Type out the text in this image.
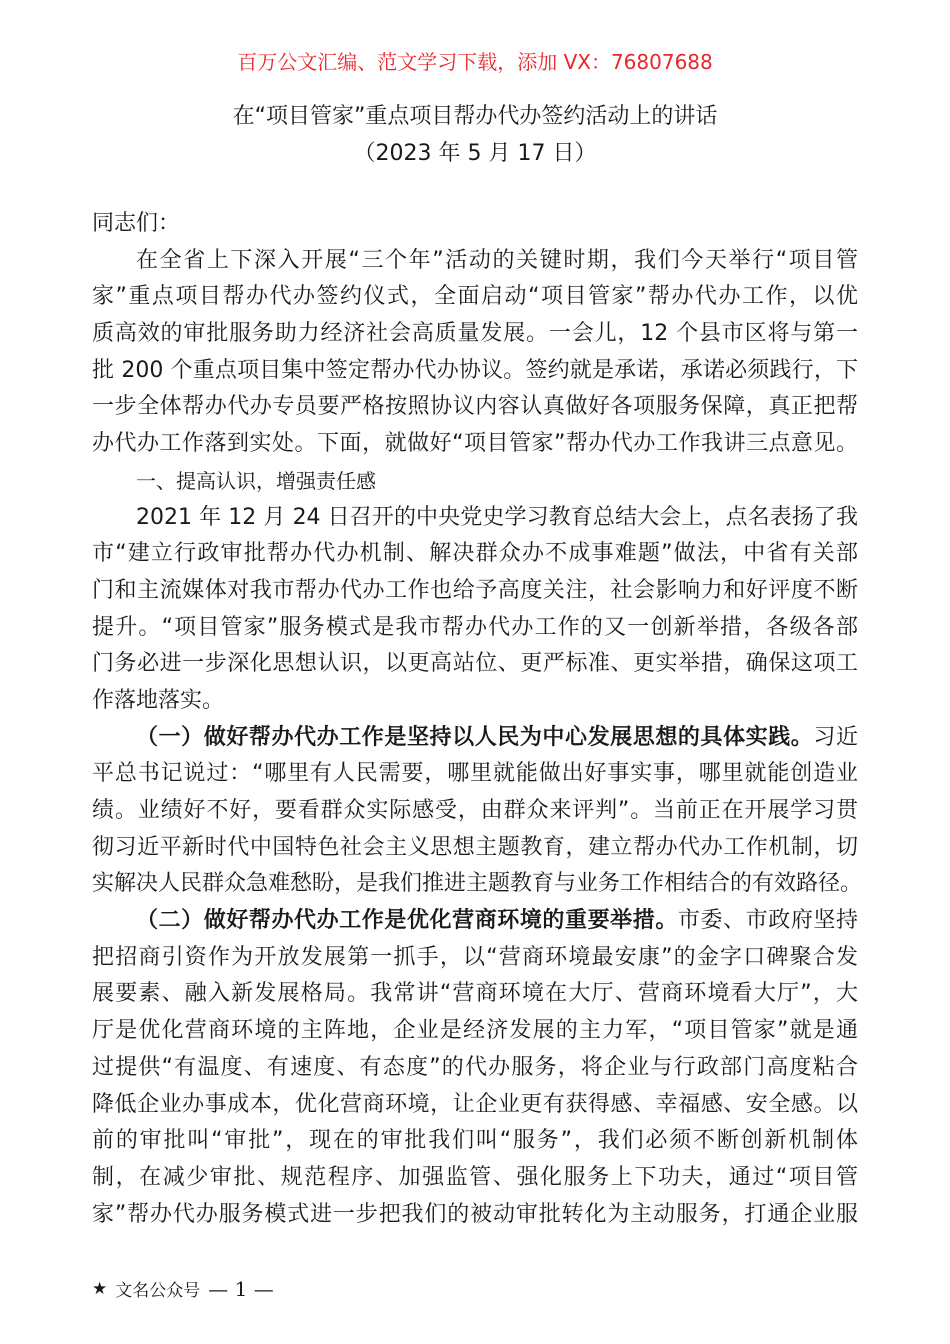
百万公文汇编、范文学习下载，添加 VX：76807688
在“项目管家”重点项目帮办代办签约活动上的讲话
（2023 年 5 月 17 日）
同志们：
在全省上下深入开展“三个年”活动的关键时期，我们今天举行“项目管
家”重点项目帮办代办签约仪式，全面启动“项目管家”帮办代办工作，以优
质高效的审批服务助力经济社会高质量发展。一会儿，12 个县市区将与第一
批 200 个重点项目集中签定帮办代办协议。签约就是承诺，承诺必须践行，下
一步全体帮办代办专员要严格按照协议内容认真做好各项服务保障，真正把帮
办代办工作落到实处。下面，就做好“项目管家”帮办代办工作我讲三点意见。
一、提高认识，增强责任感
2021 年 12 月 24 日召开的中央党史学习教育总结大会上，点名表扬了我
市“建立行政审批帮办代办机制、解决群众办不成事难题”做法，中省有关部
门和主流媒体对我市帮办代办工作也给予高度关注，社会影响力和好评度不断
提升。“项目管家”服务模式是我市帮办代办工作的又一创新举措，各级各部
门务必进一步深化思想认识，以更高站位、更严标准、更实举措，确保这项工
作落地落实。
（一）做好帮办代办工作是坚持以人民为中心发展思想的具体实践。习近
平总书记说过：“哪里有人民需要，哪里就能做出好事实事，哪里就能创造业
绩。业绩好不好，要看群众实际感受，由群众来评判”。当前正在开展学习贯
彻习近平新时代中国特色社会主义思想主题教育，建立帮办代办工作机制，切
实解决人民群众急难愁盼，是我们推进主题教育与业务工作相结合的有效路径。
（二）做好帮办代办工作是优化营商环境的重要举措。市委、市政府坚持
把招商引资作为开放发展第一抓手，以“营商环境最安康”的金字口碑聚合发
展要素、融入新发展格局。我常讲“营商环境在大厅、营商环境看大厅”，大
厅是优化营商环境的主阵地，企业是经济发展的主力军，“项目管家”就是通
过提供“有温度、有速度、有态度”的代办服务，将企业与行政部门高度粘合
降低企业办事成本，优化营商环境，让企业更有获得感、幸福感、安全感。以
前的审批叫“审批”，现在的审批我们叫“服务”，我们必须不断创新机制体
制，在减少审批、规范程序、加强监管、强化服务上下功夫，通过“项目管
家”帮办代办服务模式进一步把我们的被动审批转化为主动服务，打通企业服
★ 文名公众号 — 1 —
--
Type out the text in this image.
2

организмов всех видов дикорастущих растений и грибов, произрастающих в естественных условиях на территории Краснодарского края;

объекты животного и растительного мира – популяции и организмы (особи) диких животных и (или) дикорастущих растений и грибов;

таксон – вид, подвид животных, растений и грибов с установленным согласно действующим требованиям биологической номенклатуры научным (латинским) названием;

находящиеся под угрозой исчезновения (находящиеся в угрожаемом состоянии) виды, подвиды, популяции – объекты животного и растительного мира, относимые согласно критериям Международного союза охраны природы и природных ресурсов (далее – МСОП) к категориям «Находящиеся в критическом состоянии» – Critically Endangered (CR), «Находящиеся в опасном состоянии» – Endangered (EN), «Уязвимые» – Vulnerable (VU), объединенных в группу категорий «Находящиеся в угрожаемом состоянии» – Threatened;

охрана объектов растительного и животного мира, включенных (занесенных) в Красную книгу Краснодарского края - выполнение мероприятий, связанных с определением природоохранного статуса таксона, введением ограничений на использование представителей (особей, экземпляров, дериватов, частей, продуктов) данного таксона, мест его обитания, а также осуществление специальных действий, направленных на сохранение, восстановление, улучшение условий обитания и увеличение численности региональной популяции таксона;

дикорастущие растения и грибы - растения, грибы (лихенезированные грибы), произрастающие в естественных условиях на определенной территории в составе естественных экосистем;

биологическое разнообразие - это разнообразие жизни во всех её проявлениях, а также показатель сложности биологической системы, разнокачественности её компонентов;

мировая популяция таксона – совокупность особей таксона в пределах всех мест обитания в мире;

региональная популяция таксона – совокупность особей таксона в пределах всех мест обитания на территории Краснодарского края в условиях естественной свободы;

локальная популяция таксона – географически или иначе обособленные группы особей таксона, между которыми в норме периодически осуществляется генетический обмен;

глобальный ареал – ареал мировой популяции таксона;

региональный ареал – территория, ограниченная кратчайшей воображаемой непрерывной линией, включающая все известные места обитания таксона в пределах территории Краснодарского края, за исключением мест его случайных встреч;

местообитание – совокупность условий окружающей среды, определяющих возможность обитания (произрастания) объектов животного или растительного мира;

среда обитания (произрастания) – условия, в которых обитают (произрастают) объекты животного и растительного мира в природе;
...
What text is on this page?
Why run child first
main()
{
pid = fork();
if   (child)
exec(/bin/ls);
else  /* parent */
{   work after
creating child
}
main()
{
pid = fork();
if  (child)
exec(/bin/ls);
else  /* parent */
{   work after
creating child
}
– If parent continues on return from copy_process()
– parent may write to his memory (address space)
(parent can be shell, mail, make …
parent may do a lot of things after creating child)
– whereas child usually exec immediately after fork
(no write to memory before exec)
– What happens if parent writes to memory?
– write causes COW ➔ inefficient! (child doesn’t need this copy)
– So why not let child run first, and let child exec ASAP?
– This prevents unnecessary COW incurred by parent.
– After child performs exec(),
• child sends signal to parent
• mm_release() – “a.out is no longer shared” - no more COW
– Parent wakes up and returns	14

*What the exercise asks*
Select the lines from the entries that include the word "биологической".

*Exercise result*
таксон – вид, подвид животных, растений и грибов с установленным согласно действующим требованиям биологической номенклатуры научным (латинским) названием;
биологическое разнообразие - это разнообразие жизни во всех её проявлениях, а также показатель сложности биологической системы, разнокачественности её компонентов;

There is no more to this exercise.